Items listed in a dataset
<<<<

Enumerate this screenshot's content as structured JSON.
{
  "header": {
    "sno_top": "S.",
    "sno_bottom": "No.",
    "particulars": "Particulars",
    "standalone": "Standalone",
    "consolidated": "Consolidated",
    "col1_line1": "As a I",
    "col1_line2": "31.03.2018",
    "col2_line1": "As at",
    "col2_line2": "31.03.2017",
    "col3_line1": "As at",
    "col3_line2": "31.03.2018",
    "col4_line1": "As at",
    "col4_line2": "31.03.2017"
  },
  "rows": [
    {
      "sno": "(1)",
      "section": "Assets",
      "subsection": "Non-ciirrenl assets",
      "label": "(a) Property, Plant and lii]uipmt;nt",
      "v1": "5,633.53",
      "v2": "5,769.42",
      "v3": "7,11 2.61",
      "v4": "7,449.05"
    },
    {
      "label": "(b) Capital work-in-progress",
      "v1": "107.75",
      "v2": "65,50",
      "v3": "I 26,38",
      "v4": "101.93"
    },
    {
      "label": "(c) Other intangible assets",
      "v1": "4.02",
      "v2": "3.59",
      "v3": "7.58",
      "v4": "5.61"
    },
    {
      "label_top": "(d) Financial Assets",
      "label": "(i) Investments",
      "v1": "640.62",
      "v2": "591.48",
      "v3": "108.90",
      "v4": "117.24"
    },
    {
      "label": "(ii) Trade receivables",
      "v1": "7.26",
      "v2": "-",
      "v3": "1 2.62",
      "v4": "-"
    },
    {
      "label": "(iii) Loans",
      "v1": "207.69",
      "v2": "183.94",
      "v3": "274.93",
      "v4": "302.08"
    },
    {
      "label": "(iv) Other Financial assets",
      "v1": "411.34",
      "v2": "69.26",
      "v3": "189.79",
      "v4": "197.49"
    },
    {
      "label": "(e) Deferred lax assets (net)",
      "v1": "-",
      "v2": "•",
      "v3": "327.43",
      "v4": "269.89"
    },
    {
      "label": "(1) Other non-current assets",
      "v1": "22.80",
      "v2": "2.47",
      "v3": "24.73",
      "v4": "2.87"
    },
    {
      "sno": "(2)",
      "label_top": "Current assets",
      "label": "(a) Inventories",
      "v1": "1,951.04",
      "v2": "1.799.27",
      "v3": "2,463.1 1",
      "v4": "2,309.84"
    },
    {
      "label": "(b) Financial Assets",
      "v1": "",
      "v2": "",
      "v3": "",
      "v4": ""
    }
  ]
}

>>>>

> _WHAT TO WORK ON_:
Make an exact copy of the material above.

> _RESULT_:
Enumerate this screenshot's content as structured JSON.
{
  "header": {
    "sno_top": "S.",
    "sno_bottom": "No.",
    "particulars": "Particulars",
    "standalone": "Standalone",
    "consolidated": "Consolidated",
    "col1_line1": "As a I",
    "col1_line2": "31.03.2018",
    "col2_line1": "As at",
    "col2_line2": "31.03.2017",
    "col3_line1": "As at",
    "col3_line2": "31.03.2018",
    "col4_line1": "As at",
    "col4_line2": "31.03.2017"
  },
  "rows": [
    {
      "sno": "(1)",
      "section": "Assets",
      "subsection": "Non-ciirrenl assets",
      "label": "(a) Property, Plant and lii]uipmt;nt",
      "v1": "5,633.53",
      "v2": "5,769.42",
      "v3": "7,11 2.61",
      "v4": "7,449.05"
    },
    {
      "label": "(b) Capital work-in-progress",
      "v1": "107.75",
      "v2": "65,50",
      "v3": "I 26,38",
      "v4": "101.93"
    },
    {
      "label": "(c) Other intangible assets",
      "v1": "4.02",
      "v2": "3.59",
      "v3": "7.58",
      "v4": "5.61"
    },
    {
      "label_top": "(d) Financial Assets",
      "label": "(i) Investments",
      "v1": "640.62",
      "v2": "591.48",
      "v3": "108.90",
      "v4": "117.24"
    },
    {
      "label": "(ii) Trade receivables",
      "v1": "7.26",
      "v2": "-",
      "v3": "1 2.62",
      "v4": "-"
    },
    {
      "label": "(iii) Loans",
      "v1": "207.69",
      "v2": "183.94",
      "v3": "274.93",
      "v4": "302.08"
    },
    {
      "label": "(iv) Other Financial assets",
      "v1": "411.34",
      "v2": "69.26",
      "v3": "189.79",
      "v4": "197.49"
    },
    {
      "label": "(e) Deferred lax assets (net)",
      "v1": "-",
      "v2": "•",
      "v3": "327.43",
      "v4": "269.89"
    },
    {
      "label": "(1) Other non-current assets",
      "v1": "22.80",
      "v2": "2.47",
      "v3": "24.73",
      "v4": "2.87"
    },
    {
      "sno": "(2)",
      "label_top": "Current assets",
      "label": "(a) Inventories",
      "v1": "1,951.04",
      "v2": "1.799.27",
      "v3": "2,463.1 1",
      "v4": "2,309.84"
    },
    {
      "label": "(b) Financial Assets",
      "v1": "",
      "v2": "",
      "v3": "",
      "v4": ""
    }
  ]
}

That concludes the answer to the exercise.